[Figure content listings]

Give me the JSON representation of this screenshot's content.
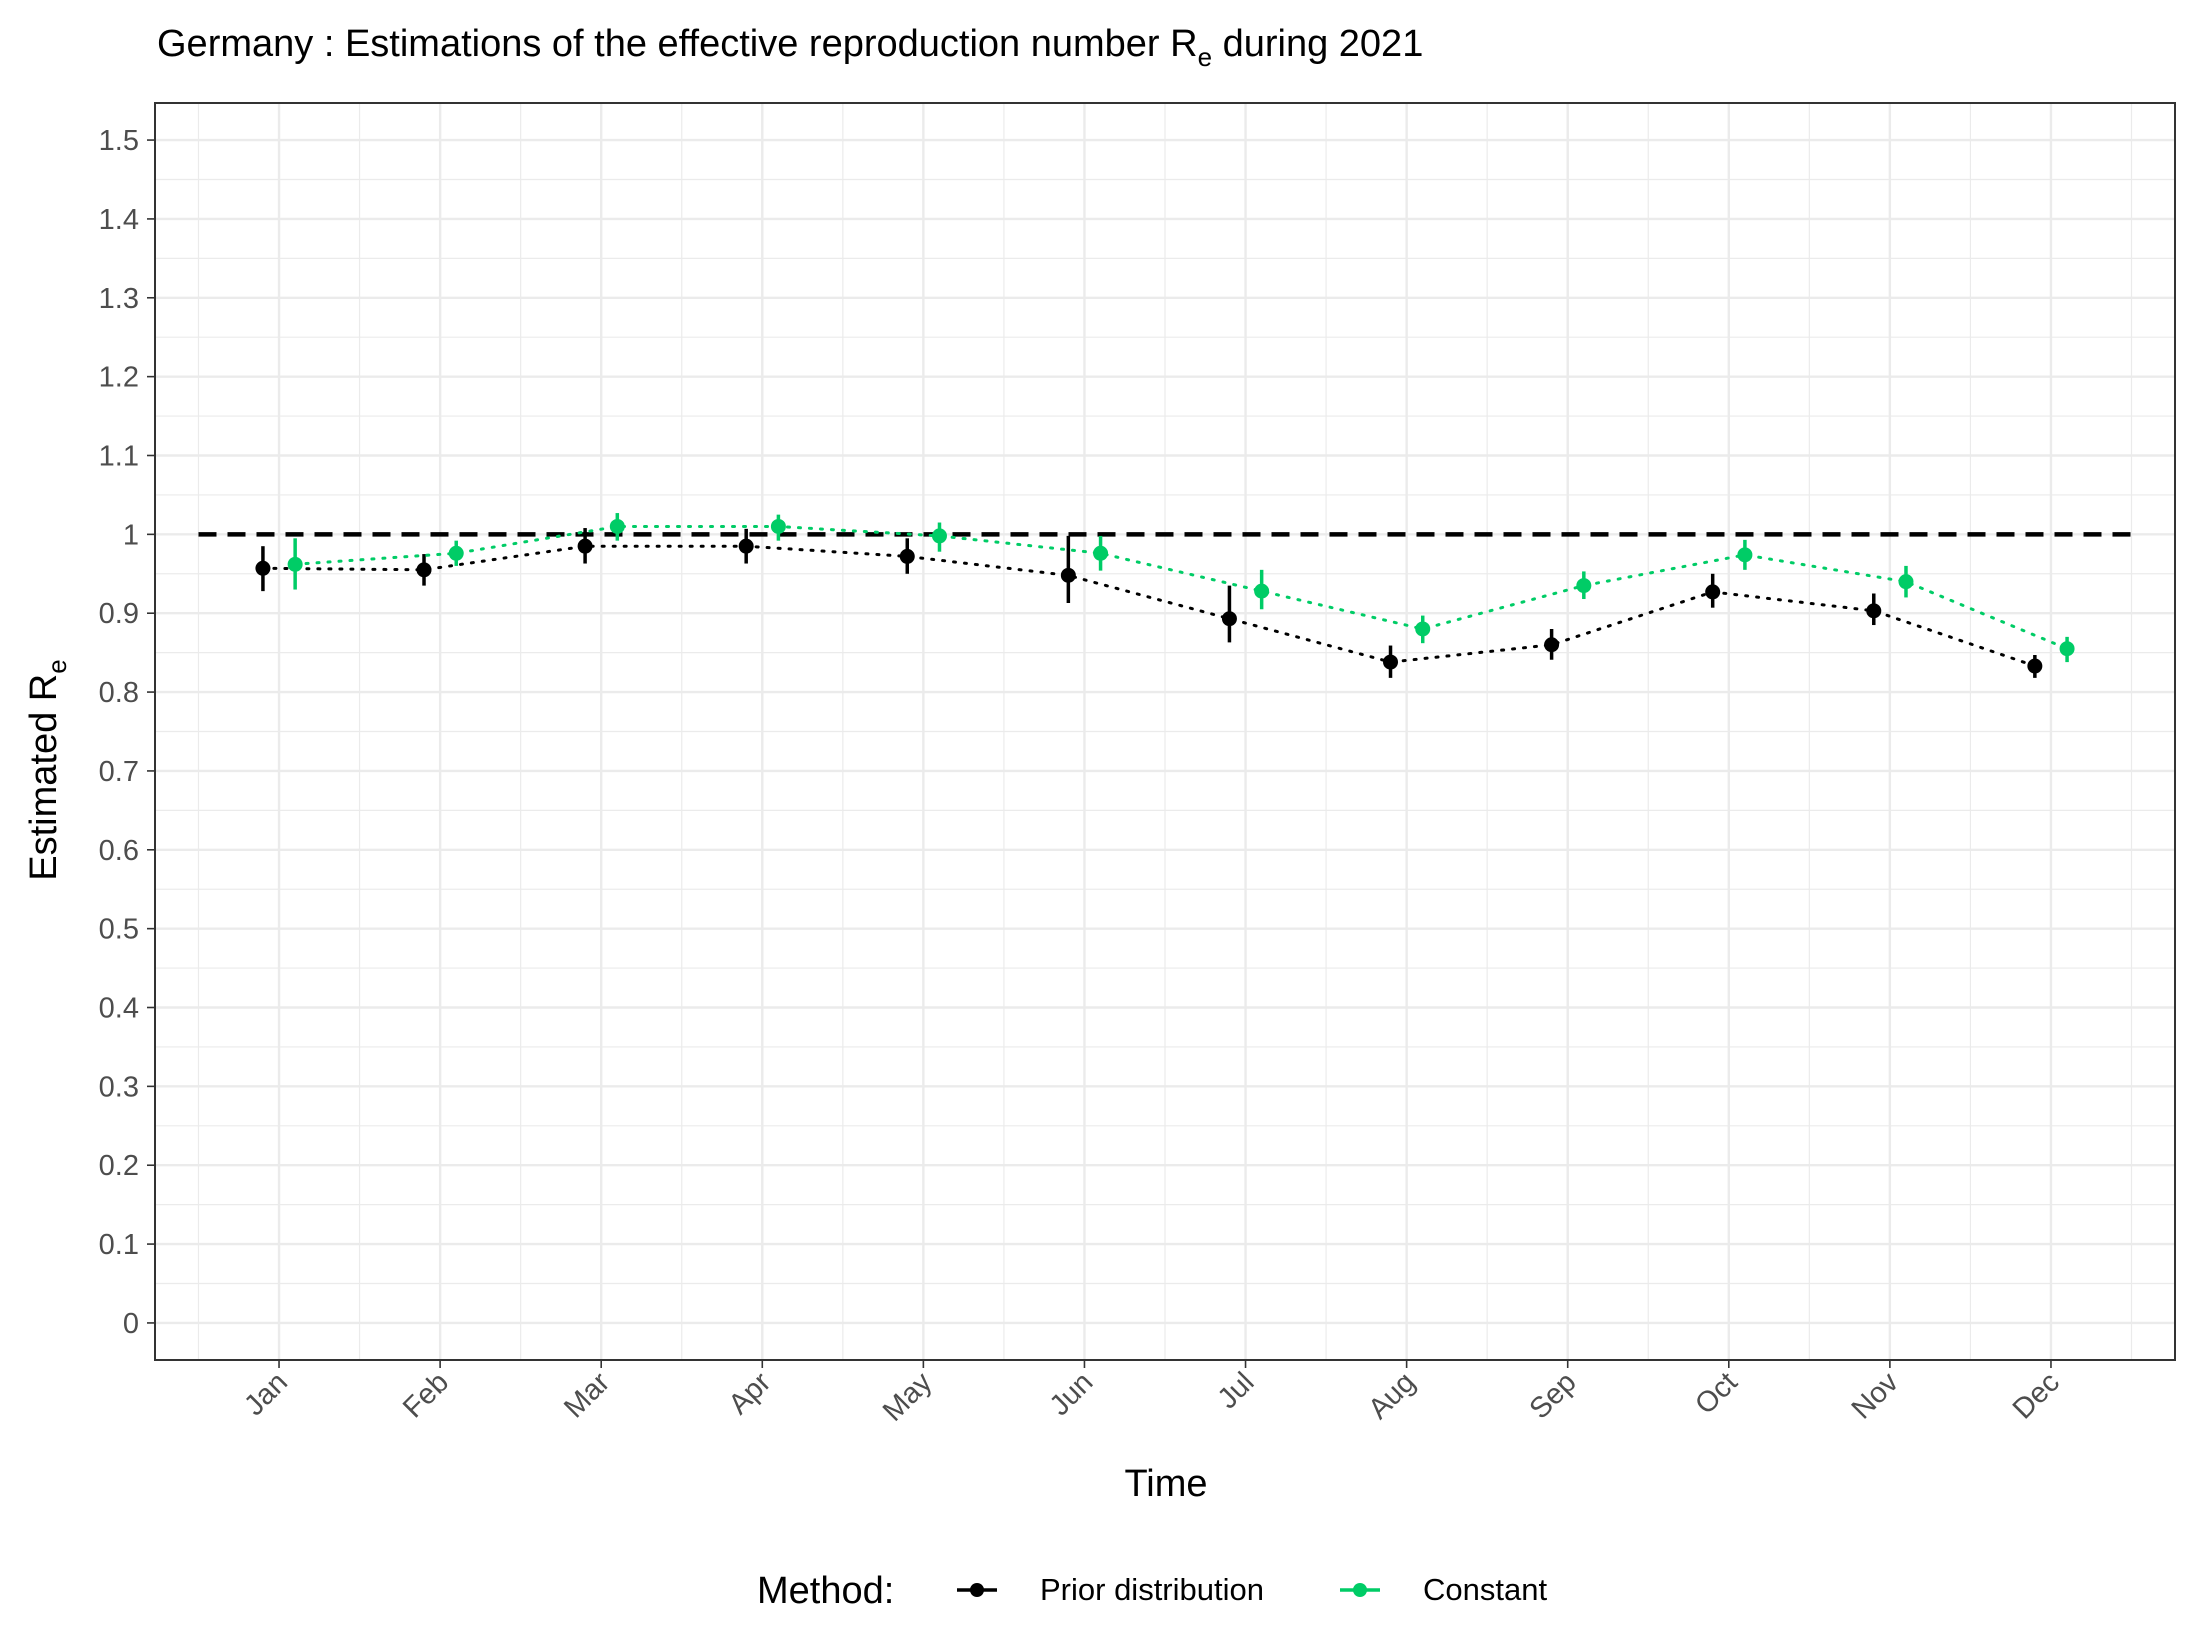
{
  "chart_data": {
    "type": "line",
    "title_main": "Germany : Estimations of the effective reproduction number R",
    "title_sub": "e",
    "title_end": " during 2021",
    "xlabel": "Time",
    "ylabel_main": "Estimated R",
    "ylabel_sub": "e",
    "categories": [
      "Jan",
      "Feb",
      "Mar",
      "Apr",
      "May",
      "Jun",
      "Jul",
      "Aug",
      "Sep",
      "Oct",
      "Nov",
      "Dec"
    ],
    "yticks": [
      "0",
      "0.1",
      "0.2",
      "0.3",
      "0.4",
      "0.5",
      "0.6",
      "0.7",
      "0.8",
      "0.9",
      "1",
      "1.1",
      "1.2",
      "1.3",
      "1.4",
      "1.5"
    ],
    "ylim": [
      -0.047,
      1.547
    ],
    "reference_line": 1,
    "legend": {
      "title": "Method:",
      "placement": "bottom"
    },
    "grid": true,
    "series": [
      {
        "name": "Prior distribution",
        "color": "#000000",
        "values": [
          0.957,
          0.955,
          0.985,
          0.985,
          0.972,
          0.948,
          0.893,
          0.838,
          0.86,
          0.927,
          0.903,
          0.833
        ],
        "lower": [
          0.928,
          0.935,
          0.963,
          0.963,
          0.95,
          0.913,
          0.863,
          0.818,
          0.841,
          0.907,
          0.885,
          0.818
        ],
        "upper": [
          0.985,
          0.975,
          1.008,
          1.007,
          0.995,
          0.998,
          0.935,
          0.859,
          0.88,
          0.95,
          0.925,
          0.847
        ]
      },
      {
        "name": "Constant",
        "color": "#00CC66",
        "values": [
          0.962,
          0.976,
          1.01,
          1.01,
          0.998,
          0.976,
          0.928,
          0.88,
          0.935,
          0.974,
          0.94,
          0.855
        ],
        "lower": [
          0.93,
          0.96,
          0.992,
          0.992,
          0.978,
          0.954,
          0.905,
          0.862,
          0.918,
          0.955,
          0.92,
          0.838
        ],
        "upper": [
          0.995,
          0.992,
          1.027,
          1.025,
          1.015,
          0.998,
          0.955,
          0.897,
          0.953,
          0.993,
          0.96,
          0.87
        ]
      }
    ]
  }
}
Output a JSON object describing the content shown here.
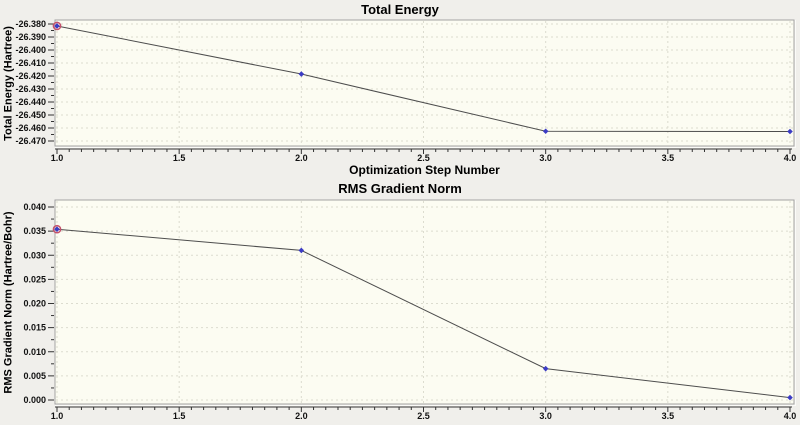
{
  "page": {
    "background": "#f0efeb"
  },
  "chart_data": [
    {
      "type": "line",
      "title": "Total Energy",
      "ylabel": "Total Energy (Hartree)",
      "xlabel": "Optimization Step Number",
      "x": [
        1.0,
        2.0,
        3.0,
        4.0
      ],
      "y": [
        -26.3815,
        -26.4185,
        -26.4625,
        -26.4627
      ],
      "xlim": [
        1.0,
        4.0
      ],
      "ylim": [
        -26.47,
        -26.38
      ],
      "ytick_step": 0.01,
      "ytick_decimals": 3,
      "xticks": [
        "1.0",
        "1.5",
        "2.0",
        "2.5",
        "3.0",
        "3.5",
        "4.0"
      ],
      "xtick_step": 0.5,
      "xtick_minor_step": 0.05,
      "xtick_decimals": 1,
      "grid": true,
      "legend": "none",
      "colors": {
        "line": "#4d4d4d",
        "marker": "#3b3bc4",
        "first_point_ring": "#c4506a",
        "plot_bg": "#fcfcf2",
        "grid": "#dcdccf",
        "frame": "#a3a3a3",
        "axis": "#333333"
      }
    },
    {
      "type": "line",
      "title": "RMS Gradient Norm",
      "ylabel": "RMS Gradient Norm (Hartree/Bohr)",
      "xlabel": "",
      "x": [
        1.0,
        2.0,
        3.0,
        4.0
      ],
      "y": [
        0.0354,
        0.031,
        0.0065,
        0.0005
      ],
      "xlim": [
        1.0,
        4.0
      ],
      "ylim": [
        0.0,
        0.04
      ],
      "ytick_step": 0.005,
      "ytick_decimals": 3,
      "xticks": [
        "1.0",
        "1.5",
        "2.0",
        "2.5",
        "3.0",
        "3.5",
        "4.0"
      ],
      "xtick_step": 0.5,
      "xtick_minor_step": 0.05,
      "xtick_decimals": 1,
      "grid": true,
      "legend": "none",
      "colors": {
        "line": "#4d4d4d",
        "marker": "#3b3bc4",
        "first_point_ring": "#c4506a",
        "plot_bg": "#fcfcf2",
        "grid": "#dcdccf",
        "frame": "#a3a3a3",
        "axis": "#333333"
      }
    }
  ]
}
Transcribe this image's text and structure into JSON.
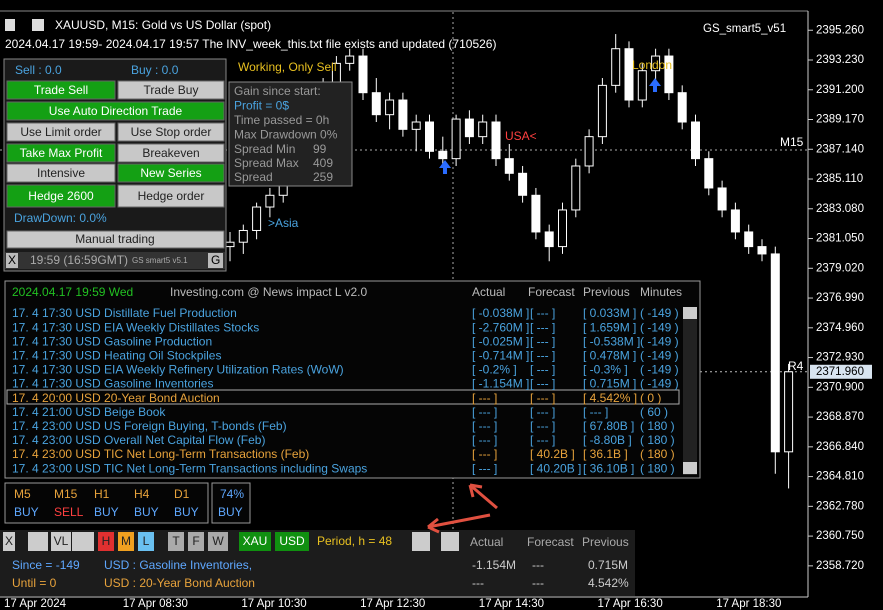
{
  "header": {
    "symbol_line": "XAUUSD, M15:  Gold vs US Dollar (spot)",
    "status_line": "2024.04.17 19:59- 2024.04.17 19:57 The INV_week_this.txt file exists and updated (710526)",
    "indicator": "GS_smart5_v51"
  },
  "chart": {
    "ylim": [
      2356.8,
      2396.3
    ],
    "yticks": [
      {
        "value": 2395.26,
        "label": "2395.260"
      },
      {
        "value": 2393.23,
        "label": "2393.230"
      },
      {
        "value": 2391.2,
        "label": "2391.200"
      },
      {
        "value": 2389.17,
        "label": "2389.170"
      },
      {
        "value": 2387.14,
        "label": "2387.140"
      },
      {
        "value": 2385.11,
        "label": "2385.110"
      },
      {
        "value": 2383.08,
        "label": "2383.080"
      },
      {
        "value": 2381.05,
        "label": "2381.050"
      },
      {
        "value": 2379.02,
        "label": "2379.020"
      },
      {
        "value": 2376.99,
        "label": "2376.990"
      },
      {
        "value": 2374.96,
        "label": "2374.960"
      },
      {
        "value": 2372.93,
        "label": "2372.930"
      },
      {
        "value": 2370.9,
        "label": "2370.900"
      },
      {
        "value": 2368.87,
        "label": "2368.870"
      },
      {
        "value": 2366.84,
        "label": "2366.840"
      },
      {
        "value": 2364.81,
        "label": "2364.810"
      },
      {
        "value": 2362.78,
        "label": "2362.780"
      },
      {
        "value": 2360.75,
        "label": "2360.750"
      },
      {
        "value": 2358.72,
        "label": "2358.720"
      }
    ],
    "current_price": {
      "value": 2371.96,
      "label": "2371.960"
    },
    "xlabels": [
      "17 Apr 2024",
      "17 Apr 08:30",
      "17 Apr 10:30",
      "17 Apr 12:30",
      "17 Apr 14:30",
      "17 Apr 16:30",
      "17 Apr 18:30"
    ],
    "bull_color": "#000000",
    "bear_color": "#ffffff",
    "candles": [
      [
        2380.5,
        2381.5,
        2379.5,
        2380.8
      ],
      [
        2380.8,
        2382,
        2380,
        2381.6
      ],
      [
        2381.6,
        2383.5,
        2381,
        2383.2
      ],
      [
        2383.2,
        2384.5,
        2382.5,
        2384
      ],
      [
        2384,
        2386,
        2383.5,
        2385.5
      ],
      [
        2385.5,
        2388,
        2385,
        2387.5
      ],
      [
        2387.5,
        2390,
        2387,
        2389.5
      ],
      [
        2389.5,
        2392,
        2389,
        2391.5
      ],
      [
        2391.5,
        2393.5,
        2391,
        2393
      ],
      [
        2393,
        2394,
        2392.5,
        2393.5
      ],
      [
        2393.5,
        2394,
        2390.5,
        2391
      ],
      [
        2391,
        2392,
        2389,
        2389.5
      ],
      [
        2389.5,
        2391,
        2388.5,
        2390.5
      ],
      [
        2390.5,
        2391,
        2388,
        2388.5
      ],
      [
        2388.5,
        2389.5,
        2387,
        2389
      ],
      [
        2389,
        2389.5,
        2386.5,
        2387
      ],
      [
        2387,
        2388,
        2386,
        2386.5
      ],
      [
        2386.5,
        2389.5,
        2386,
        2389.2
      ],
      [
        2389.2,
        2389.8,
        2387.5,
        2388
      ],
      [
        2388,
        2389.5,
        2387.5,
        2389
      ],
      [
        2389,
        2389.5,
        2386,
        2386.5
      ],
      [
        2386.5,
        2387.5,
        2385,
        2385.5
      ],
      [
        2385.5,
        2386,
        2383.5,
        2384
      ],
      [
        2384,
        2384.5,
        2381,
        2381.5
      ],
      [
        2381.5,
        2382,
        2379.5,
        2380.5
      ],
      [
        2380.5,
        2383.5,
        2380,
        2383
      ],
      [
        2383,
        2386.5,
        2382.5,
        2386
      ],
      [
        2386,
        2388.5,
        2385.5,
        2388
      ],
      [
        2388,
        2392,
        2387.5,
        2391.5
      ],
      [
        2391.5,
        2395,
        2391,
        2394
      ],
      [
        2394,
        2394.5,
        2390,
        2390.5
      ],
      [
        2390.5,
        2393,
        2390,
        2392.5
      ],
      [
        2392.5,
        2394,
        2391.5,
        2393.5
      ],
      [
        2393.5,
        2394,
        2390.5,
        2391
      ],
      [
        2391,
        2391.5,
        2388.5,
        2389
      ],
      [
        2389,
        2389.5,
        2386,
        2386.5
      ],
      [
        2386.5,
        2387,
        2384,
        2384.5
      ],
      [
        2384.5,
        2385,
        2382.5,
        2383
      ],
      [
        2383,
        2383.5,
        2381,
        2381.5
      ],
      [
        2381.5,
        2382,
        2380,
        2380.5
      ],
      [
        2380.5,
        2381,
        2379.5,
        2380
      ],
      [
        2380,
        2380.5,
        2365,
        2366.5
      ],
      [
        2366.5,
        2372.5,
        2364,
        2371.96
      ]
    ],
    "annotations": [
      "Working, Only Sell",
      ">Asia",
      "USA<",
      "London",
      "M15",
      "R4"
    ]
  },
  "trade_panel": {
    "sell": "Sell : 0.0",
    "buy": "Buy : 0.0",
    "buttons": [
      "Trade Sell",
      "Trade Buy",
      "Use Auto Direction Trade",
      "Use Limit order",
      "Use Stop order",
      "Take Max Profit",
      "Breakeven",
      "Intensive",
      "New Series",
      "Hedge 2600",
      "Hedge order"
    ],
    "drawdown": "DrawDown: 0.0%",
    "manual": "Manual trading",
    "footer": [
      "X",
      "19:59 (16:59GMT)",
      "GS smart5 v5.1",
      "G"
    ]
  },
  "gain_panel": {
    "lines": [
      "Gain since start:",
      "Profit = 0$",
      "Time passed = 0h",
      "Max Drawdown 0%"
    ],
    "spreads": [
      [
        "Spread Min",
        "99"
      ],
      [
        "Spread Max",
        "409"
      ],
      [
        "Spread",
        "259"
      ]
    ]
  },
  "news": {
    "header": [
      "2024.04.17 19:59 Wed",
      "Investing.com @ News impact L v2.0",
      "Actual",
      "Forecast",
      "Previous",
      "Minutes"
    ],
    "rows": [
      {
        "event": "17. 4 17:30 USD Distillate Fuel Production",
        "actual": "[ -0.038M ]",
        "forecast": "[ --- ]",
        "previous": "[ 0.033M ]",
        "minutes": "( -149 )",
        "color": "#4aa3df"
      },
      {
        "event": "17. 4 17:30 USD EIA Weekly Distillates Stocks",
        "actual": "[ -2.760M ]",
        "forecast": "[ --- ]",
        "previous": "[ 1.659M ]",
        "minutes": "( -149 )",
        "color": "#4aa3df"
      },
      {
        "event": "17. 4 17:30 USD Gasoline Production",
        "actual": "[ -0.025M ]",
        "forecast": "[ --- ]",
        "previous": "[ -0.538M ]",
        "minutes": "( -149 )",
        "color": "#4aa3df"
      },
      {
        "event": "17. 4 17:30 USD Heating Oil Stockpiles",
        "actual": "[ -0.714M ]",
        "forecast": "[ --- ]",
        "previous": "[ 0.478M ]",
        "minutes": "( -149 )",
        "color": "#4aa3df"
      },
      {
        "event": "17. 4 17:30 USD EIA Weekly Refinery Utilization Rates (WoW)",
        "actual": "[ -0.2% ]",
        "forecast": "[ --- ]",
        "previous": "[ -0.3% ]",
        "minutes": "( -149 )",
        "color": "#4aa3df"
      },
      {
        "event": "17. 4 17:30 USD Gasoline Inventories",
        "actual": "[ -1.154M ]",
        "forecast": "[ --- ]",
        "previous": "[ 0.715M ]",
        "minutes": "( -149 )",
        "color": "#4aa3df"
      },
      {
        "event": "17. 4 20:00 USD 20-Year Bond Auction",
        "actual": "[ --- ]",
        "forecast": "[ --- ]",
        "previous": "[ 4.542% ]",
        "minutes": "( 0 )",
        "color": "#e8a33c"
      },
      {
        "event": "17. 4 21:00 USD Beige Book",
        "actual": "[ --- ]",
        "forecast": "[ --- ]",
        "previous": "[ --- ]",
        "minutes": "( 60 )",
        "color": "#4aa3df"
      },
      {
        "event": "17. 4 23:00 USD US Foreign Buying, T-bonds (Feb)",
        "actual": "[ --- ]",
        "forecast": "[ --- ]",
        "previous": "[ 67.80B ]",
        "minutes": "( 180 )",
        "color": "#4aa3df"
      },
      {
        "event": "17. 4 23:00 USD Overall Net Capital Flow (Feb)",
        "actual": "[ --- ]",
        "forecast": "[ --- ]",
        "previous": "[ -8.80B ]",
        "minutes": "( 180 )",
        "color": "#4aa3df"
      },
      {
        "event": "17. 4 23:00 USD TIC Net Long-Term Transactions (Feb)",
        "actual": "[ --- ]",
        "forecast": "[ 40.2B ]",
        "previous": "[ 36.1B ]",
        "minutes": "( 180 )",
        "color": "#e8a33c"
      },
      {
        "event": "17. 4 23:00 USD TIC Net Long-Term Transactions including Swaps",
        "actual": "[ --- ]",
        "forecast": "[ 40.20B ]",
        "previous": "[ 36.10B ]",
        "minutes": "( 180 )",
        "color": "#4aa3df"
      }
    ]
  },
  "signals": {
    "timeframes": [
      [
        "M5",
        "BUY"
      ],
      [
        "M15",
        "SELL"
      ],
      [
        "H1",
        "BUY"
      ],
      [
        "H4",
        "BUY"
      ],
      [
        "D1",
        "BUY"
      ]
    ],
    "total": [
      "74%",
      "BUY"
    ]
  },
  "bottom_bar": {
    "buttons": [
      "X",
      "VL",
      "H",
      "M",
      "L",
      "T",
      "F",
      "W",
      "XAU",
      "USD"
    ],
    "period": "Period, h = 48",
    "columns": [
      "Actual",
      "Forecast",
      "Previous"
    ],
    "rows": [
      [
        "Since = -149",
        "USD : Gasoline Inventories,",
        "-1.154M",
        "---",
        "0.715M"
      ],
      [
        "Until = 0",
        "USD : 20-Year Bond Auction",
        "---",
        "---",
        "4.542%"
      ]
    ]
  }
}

- [What the task asks]:
Show every line of the listing in which the string "Norm" can be found.

- [Answer for the task]:
      "title": "RMS Gradient Norm",
      "ylabel": "RMS Gradient Norm (Hartree/Bohr)",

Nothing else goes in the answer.